— START Exercise material —
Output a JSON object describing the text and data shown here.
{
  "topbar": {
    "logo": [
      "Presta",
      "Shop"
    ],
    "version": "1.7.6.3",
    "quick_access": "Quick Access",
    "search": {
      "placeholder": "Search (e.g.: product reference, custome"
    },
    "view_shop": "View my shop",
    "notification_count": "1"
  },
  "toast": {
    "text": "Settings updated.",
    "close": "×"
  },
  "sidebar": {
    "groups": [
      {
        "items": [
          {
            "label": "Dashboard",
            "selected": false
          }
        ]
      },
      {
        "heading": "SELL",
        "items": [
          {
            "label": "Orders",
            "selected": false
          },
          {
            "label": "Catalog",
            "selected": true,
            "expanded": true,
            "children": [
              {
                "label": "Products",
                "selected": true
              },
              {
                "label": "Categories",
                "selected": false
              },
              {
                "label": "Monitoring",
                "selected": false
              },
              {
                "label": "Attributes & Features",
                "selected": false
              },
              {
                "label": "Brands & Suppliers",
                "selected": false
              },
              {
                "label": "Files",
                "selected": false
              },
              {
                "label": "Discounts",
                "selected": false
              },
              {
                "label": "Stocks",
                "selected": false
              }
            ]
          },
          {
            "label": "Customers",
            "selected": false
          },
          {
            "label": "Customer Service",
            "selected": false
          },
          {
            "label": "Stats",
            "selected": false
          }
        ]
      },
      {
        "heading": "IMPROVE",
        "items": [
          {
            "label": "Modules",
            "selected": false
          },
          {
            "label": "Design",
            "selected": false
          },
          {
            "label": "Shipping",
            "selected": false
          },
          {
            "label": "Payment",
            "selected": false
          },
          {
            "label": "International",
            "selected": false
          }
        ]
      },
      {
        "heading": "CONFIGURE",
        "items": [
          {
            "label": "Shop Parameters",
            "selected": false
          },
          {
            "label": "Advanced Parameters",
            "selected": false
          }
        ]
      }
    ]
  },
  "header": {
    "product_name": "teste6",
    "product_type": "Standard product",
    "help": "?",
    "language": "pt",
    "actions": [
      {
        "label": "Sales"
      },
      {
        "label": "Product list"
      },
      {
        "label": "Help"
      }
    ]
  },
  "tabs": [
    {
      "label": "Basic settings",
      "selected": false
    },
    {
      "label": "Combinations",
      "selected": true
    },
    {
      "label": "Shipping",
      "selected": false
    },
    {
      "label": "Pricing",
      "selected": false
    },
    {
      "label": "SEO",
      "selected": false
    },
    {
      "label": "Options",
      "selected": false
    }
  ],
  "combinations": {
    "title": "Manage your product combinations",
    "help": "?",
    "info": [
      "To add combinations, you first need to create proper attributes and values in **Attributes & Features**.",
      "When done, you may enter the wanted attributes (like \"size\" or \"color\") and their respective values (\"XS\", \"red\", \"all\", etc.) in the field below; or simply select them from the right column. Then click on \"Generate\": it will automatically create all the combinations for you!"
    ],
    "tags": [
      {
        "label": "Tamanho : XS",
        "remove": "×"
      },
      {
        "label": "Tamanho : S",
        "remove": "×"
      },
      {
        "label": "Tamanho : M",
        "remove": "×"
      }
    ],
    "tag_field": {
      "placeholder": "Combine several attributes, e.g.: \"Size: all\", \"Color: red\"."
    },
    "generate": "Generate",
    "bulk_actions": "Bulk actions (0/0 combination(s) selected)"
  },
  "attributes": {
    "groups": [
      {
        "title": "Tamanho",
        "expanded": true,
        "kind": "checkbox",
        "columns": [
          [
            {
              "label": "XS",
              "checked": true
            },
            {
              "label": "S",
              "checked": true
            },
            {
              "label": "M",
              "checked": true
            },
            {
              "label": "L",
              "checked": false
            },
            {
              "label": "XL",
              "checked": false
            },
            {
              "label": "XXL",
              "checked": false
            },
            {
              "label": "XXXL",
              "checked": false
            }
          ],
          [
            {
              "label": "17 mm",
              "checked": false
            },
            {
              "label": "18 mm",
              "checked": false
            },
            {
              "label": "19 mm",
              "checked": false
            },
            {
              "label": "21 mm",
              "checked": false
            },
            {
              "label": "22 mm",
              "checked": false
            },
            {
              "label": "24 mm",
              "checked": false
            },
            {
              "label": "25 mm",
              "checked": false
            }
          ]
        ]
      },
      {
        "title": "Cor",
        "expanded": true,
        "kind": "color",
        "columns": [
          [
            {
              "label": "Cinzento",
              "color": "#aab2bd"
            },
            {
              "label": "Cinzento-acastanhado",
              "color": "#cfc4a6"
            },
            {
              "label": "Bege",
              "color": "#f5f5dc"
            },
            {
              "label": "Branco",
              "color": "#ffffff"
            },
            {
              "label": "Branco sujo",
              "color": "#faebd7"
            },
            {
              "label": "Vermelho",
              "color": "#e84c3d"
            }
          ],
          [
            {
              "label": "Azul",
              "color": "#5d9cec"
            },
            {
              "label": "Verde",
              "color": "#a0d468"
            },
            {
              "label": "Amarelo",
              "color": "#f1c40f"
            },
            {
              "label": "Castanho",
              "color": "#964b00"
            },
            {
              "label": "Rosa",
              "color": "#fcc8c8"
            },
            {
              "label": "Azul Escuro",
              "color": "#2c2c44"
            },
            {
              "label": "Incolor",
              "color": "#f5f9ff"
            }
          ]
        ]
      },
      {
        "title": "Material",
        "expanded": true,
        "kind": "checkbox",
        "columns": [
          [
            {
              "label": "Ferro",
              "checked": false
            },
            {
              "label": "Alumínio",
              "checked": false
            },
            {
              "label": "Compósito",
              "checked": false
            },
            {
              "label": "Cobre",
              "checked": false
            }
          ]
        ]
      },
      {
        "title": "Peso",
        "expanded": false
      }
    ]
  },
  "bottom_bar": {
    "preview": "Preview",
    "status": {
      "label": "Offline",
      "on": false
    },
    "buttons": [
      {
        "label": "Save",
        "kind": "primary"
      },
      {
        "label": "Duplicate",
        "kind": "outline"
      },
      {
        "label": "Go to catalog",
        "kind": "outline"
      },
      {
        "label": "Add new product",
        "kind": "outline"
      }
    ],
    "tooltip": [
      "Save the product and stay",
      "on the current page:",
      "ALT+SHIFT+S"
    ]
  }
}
— END Exercise material —
Exercise task: Your task is to retype all the records above with nothing left out.

Result:
Output a JSON object describing the text and data shown here.
{
  "topbar": {
    "logo": [
      "Presta",
      "Shop"
    ],
    "version": "1.7.6.3",
    "quick_access": "Quick Access",
    "search": {
      "placeholder": "Search (e.g.: product reference, custome"
    },
    "view_shop": "View my shop",
    "notification_count": "1"
  },
  "toast": {
    "text": "Settings updated.",
    "close": "×"
  },
  "sidebar": {
    "groups": [
      {
        "items": [
          {
            "label": "Dashboard",
            "selected": false
          }
        ]
      },
      {
        "heading": "SELL",
        "items": [
          {
            "label": "Orders",
            "selected": false
          },
          {
            "label": "Catalog",
            "selected": true,
            "expanded": true,
            "children": [
              {
                "label": "Products",
                "selected": true
              },
              {
                "label": "Categories",
                "selected": false
              },
              {
                "label": "Monitoring",
                "selected": false
              },
              {
                "label": "Attributes & Features",
                "selected": false
              },
              {
                "label": "Brands & Suppliers",
                "selected": false
              },
              {
                "label": "Files",
                "selected": false
              },
              {
                "label": "Discounts",
                "selected": false
              },
              {
                "label": "Stocks",
                "selected": false
              }
            ]
          },
          {
            "label": "Customers",
            "selected": false
          },
          {
            "label": "Customer Service",
            "selected": false
          },
          {
            "label": "Stats",
            "selected": false
          }
        ]
      },
      {
        "heading": "IMPROVE",
        "items": [
          {
            "label": "Modules",
            "selected": false
          },
          {
            "label": "Design",
            "selected": false
          },
          {
            "label": "Shipping",
            "selected": false
          },
          {
            "label": "Payment",
            "selected": false
          },
          {
            "label": "International",
            "selected": false
          }
        ]
      },
      {
        "heading": "CONFIGURE",
        "items": [
          {
            "label": "Shop Parameters",
            "selected": false
          },
          {
            "label": "Advanced Parameters",
            "selected": false
          }
        ]
      }
    ]
  },
  "header": {
    "product_name": "teste6",
    "product_type": "Standard product",
    "help": "?",
    "language": "pt",
    "actions": [
      {
        "label": "Sales"
      },
      {
        "label": "Product list"
      },
      {
        "label": "Help"
      }
    ]
  },
  "tabs": [
    {
      "label": "Basic settings",
      "selected": false
    },
    {
      "label": "Combinations",
      "selected": true
    },
    {
      "label": "Shipping",
      "selected": false
    },
    {
      "label": "Pricing",
      "selected": false
    },
    {
      "label": "SEO",
      "selected": false
    },
    {
      "label": "Options",
      "selected": false
    }
  ],
  "combinations": {
    "title": "Manage your product combinations",
    "help": "?",
    "info": [
      "To add combinations, you first need to create proper attributes and values in **Attributes & Features**.",
      "When done, you may enter the wanted attributes (like \"size\" or \"color\") and their respective values (\"XS\", \"red\", \"all\", etc.) in the field below; or simply select them from the right column. Then click on \"Generate\": it will automatically create all the combinations for you!"
    ],
    "tags": [
      {
        "label": "Tamanho : XS",
        "remove": "×"
      },
      {
        "label": "Tamanho : S",
        "remove": "×"
      },
      {
        "label": "Tamanho : M",
        "remove": "×"
      }
    ],
    "tag_field": {
      "placeholder": "Combine several attributes, e.g.: \"Size: all\", \"Color: red\"."
    },
    "generate": "Generate",
    "bulk_actions": "Bulk actions (0/0 combination(s) selected)"
  },
  "attributes": {
    "groups": [
      {
        "title": "Tamanho",
        "expanded": true,
        "kind": "checkbox",
        "columns": [
          [
            {
              "label": "XS",
              "checked": true
            },
            {
              "label": "S",
              "checked": true
            },
            {
              "label": "M",
              "checked": true
            },
            {
              "label": "L",
              "checked": false
            },
            {
              "label": "XL",
              "checked": false
            },
            {
              "label": "XXL",
              "checked": false
            },
            {
              "label": "XXXL",
              "checked": false
            }
          ],
          [
            {
              "label": "17 mm",
              "checked": false
            },
            {
              "label": "18 mm",
              "checked": false
            },
            {
              "label": "19 mm",
              "checked": false
            },
            {
              "label": "21 mm",
              "checked": false
            },
            {
              "label": "22 mm",
              "checked": false
            },
            {
              "label": "24 mm",
              "checked": false
            },
            {
              "label": "25 mm",
              "checked": false
            }
          ]
        ]
      },
      {
        "title": "Cor",
        "expanded": true,
        "kind": "color",
        "columns": [
          [
            {
              "label": "Cinzento",
              "color": "#aab2bd"
            },
            {
              "label": "Cinzento-acastanhado",
              "color": "#cfc4a6"
            },
            {
              "label": "Bege",
              "color": "#f5f5dc"
            },
            {
              "label": "Branco",
              "color": "#ffffff"
            },
            {
              "label": "Branco sujo",
              "color": "#faebd7"
            },
            {
              "label": "Vermelho",
              "color": "#e84c3d"
            }
          ],
          [
            {
              "label": "Azul",
              "color": "#5d9cec"
            },
            {
              "label": "Verde",
              "color": "#a0d468"
            },
            {
              "label": "Amarelo",
              "color": "#f1c40f"
            },
            {
              "label": "Castanho",
              "color": "#964b00"
            },
            {
              "label": "Rosa",
              "color": "#fcc8c8"
            },
            {
              "label": "Azul Escuro",
              "color": "#2c2c44"
            },
            {
              "label": "Incolor",
              "color": "#f5f9ff"
            }
          ]
        ]
      },
      {
        "title": "Material",
        "expanded": true,
        "kind": "checkbox",
        "columns": [
          [
            {
              "label": "Ferro",
              "checked": false
            },
            {
              "label": "Alumínio",
              "checked": false
            },
            {
              "label": "Compósito",
              "checked": false
            },
            {
              "label": "Cobre",
              "checked": false
            }
          ]
        ]
      },
      {
        "title": "Peso",
        "expanded": false
      }
    ]
  },
  "bottom_bar": {
    "preview": "Preview",
    "status": {
      "label": "Offline",
      "on": false
    },
    "buttons": [
      {
        "label": "Save",
        "kind": "primary"
      },
      {
        "label": "Duplicate",
        "kind": "outline"
      },
      {
        "label": "Go to catalog",
        "kind": "outline"
      },
      {
        "label": "Add new product",
        "kind": "outline"
      }
    ],
    "tooltip": [
      "Save the product and stay",
      "on the current page:",
      "ALT+SHIFT+S"
    ]
  }
}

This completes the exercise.